What you will do ->
Write out the full listing exactly as given, minus the images.

Exercise data ->
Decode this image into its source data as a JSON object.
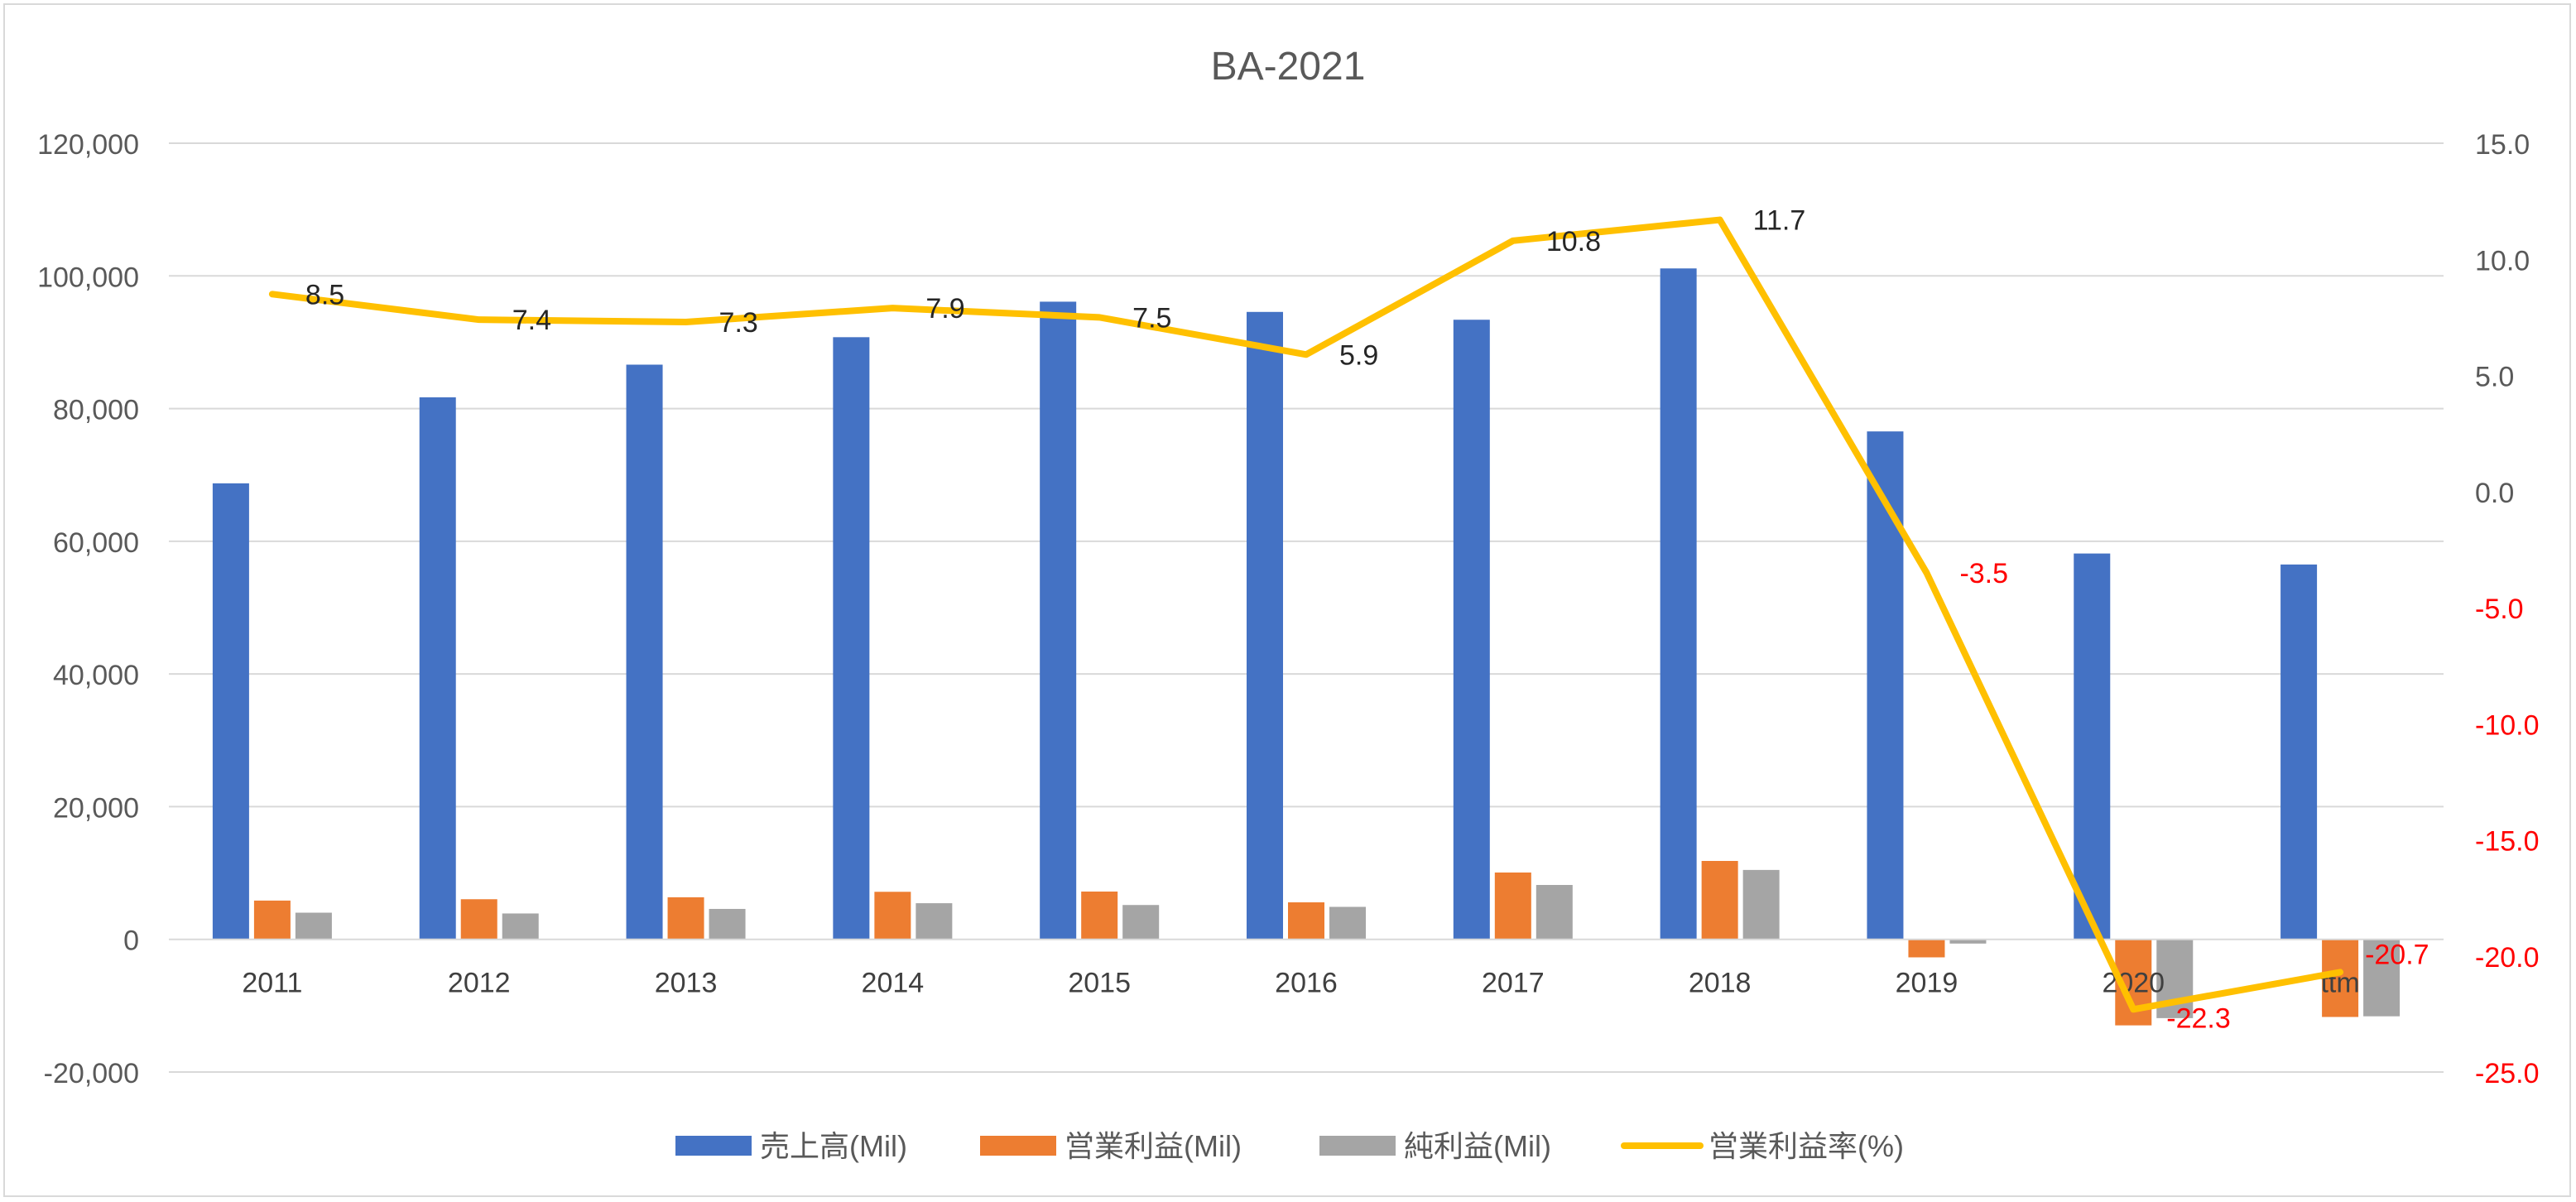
{
  "chart_data": {
    "type": "bar",
    "title": "BA-2021",
    "categories": [
      "2011",
      "2012",
      "2013",
      "2014",
      "2015",
      "2016",
      "2017",
      "2018",
      "2019",
      "2020",
      "ttm"
    ],
    "series": [
      {
        "name": "売上高(Mil)",
        "type": "bar",
        "axis": "left",
        "color": "#4472C4",
        "values": [
          68735,
          81698,
          86623,
          90762,
          96114,
          94571,
          93392,
          101127,
          76559,
          58158,
          56500
        ]
      },
      {
        "name": "営業利益(Mil)",
        "type": "bar",
        "axis": "left",
        "color": "#ED7D31",
        "values": [
          5844,
          6046,
          6342,
          7166,
          7204,
          5578,
          10073,
          11817,
          -2715,
          -12967,
          -11700
        ]
      },
      {
        "name": "純利益(Mil)",
        "type": "bar",
        "axis": "left",
        "color": "#A5A5A5",
        "values": [
          4018,
          3900,
          4585,
          5446,
          5176,
          4895,
          8197,
          10460,
          -636,
          -11873,
          -11600
        ]
      },
      {
        "name": "営業利益率(%)",
        "type": "line",
        "axis": "right",
        "color": "#FFC000",
        "values": [
          8.5,
          7.4,
          7.3,
          7.9,
          7.5,
          5.9,
          10.8,
          11.7,
          -3.5,
          -22.3,
          -20.7
        ],
        "labels": [
          "8.5",
          "7.4",
          "7.3",
          "7.9",
          "7.5",
          "5.9",
          "10.8",
          "11.7",
          "-3.5",
          "-22.3",
          "-20.7"
        ]
      }
    ],
    "left_axis": {
      "ylim": [
        -20000,
        120000
      ],
      "ticks": [
        "-20,000",
        "0",
        "20,000",
        "40,000",
        "60,000",
        "80,000",
        "100,000",
        "120,000"
      ],
      "tick_values": [
        -20000,
        0,
        20000,
        40000,
        60000,
        80000,
        100000,
        120000
      ]
    },
    "right_axis": {
      "ylim": [
        -25,
        15
      ],
      "ticks": [
        "-25.0",
        "-20.0",
        "-15.0",
        "-10.0",
        "-5.0",
        "0.0",
        "5.0",
        "10.0",
        "15.0"
      ],
      "tick_values": [
        -25,
        -20,
        -15,
        -10,
        -5,
        0,
        5,
        10,
        15
      ]
    },
    "negative_color": "#FF0000",
    "text_color": "#595959",
    "grid": true,
    "legend_position": "bottom"
  }
}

Exercise solution ->
Decode this image into its source data as a JSON object.
{
  "chart_data": {
    "type": "bar",
    "title": "BA-2021",
    "categories": [
      "2011",
      "2012",
      "2013",
      "2014",
      "2015",
      "2016",
      "2017",
      "2018",
      "2019",
      "2020",
      "ttm"
    ],
    "series": [
      {
        "name": "売上高(Mil)",
        "type": "bar",
        "axis": "left",
        "color": "#4472C4",
        "values": [
          68735,
          81698,
          86623,
          90762,
          96114,
          94571,
          93392,
          101127,
          76559,
          58158,
          56500
        ]
      },
      {
        "name": "営業利益(Mil)",
        "type": "bar",
        "axis": "left",
        "color": "#ED7D31",
        "values": [
          5844,
          6046,
          6342,
          7166,
          7204,
          5578,
          10073,
          11817,
          -2715,
          -12967,
          -11700
        ]
      },
      {
        "name": "純利益(Mil)",
        "type": "bar",
        "axis": "left",
        "color": "#A5A5A5",
        "values": [
          4018,
          3900,
          4585,
          5446,
          5176,
          4895,
          8197,
          10460,
          -636,
          -11873,
          -11600
        ]
      },
      {
        "name": "営業利益率(%)",
        "type": "line",
        "axis": "right",
        "color": "#FFC000",
        "values": [
          8.5,
          7.4,
          7.3,
          7.9,
          7.5,
          5.9,
          10.8,
          11.7,
          -3.5,
          -22.3,
          -20.7
        ],
        "labels": [
          "8.5",
          "7.4",
          "7.3",
          "7.9",
          "7.5",
          "5.9",
          "10.8",
          "11.7",
          "-3.5",
          "-22.3",
          "-20.7"
        ]
      }
    ],
    "left_axis": {
      "ylim": [
        -20000,
        120000
      ],
      "ticks": [
        "-20,000",
        "0",
        "20,000",
        "40,000",
        "60,000",
        "80,000",
        "100,000",
        "120,000"
      ],
      "tick_values": [
        -20000,
        0,
        20000,
        40000,
        60000,
        80000,
        100000,
        120000
      ]
    },
    "right_axis": {
      "ylim": [
        -25,
        15
      ],
      "ticks": [
        "-25.0",
        "-20.0",
        "-15.0",
        "-10.0",
        "-5.0",
        "0.0",
        "5.0",
        "10.0",
        "15.0"
      ],
      "tick_values": [
        -25,
        -20,
        -15,
        -10,
        -5,
        0,
        5,
        10,
        15
      ]
    },
    "negative_color": "#FF0000",
    "text_color": "#595959",
    "grid": true,
    "legend_position": "bottom"
  }
}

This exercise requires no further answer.